**The problem**
Tally every line featuring "покупателей", then give that tally alone.

──────── Information given ────────

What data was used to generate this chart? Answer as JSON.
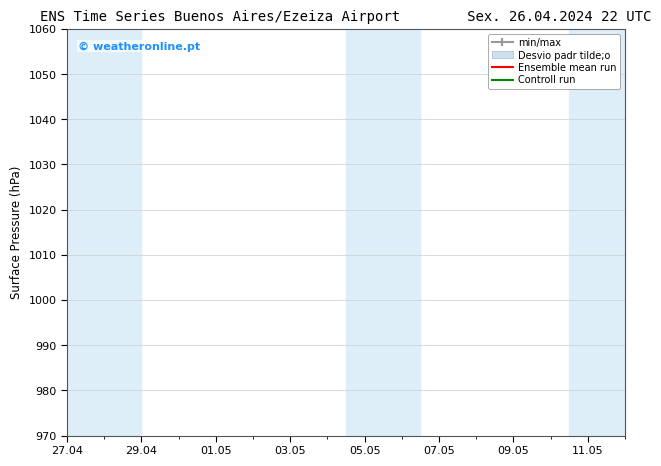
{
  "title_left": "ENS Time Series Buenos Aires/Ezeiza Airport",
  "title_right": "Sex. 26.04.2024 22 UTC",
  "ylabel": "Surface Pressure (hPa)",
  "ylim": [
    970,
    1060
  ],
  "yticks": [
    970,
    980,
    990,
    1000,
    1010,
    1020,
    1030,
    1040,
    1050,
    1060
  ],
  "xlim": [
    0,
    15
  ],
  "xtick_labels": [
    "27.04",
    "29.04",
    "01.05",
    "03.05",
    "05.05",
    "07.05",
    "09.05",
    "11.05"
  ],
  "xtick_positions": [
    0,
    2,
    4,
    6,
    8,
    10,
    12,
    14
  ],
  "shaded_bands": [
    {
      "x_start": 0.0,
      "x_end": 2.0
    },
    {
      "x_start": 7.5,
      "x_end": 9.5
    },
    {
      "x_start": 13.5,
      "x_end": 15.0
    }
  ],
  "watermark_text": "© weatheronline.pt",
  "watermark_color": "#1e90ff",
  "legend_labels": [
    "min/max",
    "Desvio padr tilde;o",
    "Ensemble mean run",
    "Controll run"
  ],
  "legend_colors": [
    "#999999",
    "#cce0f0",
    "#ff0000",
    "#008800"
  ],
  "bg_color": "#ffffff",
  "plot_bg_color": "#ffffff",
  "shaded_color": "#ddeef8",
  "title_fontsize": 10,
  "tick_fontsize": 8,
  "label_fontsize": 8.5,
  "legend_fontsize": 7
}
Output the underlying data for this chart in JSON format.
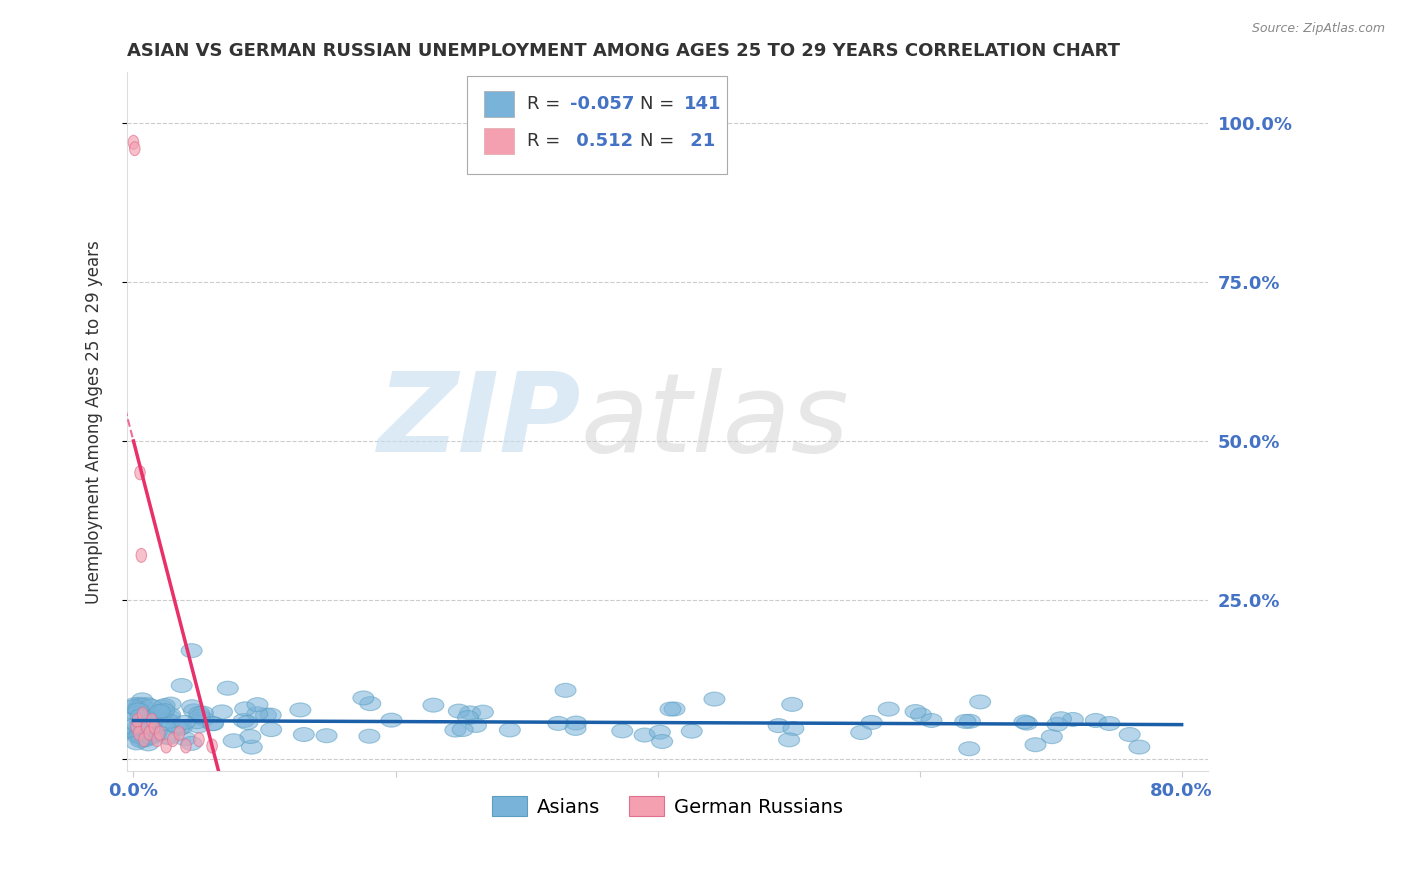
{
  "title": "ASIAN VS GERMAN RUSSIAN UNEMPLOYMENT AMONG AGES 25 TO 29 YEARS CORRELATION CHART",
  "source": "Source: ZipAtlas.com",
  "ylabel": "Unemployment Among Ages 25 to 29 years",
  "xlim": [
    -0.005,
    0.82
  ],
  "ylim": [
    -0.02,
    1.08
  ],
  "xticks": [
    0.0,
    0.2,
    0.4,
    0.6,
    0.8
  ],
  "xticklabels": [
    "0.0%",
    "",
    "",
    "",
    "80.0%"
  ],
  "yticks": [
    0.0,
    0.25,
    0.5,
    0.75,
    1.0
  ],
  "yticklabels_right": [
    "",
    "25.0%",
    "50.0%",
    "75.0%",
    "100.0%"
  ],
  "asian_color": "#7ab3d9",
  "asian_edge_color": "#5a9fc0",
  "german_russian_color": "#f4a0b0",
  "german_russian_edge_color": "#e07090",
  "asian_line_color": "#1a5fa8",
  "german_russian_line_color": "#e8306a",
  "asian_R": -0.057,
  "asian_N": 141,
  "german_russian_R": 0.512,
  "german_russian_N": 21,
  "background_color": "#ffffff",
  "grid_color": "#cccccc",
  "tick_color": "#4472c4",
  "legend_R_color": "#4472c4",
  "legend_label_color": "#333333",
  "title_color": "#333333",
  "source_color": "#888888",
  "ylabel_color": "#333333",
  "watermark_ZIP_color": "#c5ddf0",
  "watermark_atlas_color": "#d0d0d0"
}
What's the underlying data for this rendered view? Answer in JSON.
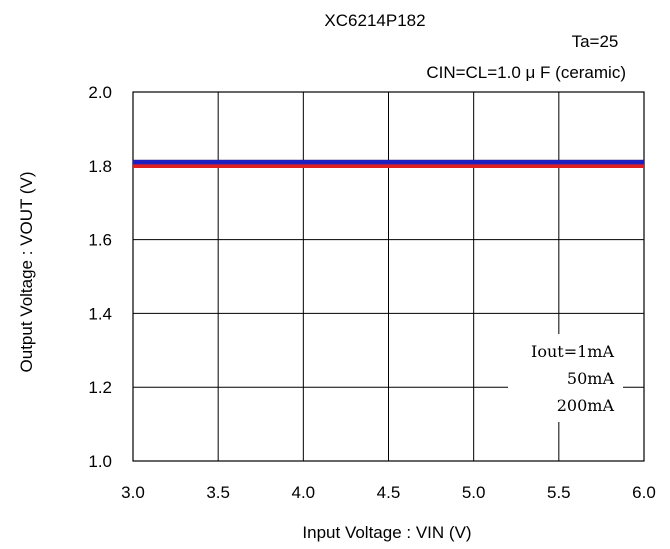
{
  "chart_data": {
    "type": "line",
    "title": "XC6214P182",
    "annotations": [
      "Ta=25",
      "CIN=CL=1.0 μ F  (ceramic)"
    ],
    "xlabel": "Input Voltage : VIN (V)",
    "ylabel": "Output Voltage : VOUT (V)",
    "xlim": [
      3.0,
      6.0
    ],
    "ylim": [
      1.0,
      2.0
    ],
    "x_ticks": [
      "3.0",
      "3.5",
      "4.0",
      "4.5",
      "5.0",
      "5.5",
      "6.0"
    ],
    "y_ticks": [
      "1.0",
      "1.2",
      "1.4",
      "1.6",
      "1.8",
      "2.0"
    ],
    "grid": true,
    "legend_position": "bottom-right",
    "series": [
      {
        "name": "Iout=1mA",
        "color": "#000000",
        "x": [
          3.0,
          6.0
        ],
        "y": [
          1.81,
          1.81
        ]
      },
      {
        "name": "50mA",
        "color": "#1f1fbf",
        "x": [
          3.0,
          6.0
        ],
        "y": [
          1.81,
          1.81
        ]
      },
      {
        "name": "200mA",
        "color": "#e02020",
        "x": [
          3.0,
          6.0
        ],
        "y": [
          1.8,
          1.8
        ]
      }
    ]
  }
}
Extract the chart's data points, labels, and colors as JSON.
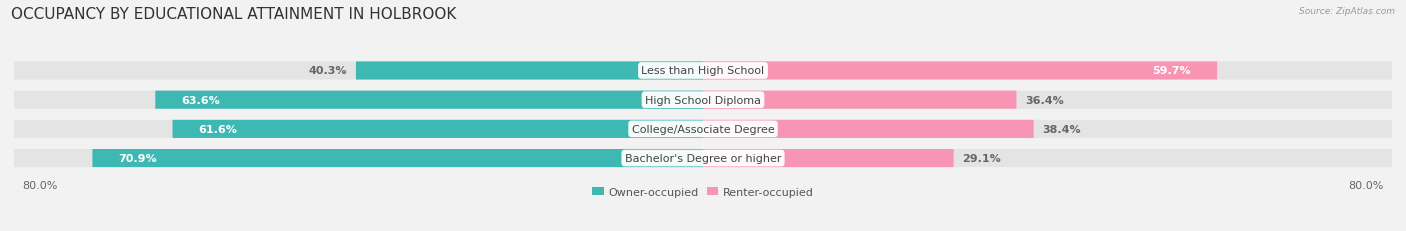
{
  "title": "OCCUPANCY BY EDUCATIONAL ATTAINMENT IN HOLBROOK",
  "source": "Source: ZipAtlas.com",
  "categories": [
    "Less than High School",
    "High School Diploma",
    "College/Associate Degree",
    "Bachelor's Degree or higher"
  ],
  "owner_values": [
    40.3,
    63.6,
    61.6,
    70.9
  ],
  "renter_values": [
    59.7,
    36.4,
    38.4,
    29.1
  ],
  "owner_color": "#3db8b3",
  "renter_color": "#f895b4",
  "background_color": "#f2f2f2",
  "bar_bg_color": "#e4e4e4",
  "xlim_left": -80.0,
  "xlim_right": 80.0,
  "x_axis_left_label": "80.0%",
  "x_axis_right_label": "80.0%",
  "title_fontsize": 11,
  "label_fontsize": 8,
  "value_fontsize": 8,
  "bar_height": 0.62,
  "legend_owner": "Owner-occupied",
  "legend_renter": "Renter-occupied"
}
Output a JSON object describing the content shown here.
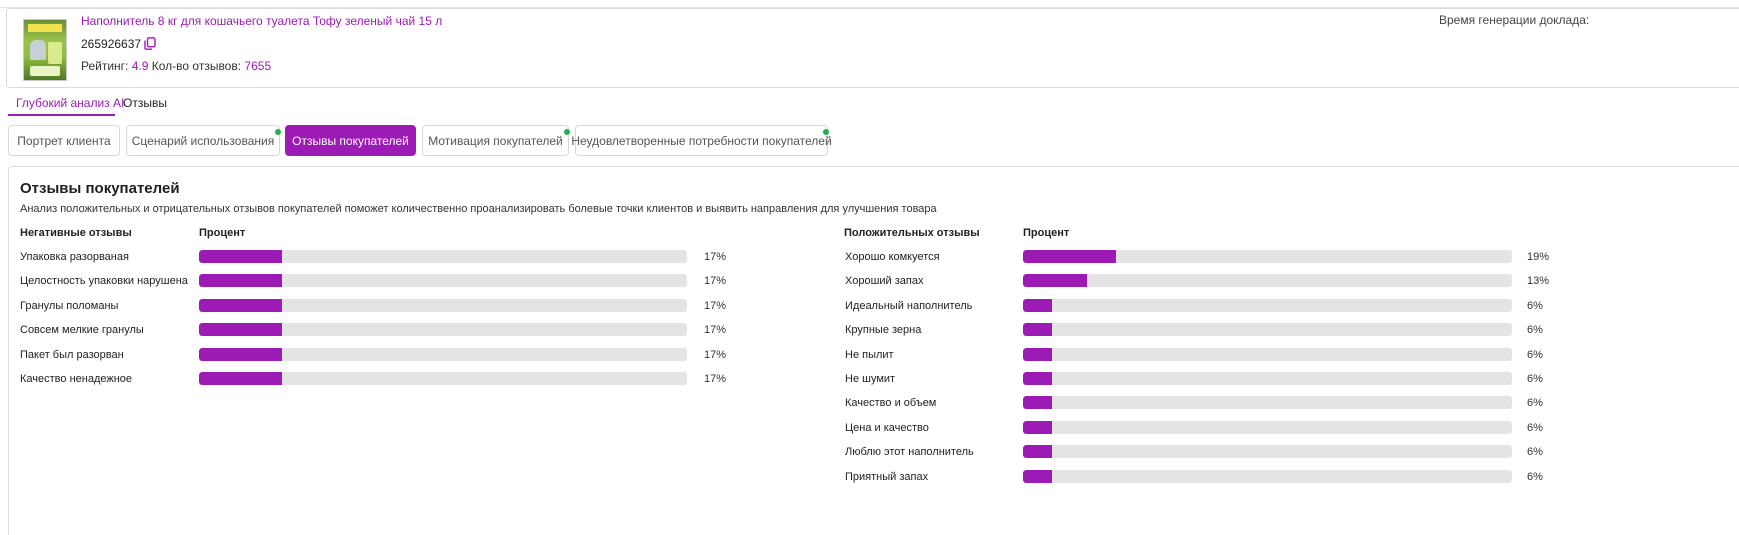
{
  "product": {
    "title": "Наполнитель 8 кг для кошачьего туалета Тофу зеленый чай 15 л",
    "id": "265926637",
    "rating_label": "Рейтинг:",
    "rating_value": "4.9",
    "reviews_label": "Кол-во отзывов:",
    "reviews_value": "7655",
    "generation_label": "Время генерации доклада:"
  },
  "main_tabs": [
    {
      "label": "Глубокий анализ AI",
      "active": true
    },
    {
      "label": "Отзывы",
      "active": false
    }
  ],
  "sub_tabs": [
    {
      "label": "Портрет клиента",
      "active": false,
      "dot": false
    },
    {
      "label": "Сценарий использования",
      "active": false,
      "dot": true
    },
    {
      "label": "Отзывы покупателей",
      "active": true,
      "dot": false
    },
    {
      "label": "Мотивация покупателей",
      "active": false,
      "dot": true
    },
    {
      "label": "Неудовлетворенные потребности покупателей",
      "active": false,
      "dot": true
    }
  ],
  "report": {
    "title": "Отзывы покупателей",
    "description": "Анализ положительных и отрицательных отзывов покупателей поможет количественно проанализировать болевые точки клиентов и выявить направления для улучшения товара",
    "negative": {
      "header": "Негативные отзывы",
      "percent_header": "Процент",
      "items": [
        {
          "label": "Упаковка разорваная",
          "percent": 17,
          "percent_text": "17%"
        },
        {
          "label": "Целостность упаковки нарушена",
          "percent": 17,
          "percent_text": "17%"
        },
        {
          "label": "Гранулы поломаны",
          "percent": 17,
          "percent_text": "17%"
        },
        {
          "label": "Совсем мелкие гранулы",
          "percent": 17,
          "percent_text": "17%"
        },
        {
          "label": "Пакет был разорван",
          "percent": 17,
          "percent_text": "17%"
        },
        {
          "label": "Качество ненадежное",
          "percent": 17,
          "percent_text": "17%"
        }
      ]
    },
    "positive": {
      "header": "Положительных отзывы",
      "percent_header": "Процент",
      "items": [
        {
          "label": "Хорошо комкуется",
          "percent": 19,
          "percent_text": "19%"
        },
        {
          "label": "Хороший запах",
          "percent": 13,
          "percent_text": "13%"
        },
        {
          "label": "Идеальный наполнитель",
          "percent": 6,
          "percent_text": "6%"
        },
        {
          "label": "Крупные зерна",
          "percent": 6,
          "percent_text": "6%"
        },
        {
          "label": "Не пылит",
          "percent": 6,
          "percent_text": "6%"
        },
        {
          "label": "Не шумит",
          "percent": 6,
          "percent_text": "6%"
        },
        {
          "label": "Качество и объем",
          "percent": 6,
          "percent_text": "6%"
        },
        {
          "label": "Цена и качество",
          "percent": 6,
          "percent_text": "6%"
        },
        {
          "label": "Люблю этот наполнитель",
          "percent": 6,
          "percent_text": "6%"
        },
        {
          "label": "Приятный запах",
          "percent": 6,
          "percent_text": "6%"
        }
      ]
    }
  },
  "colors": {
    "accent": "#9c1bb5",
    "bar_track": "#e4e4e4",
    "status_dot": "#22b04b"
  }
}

────────

**Exercise result**
5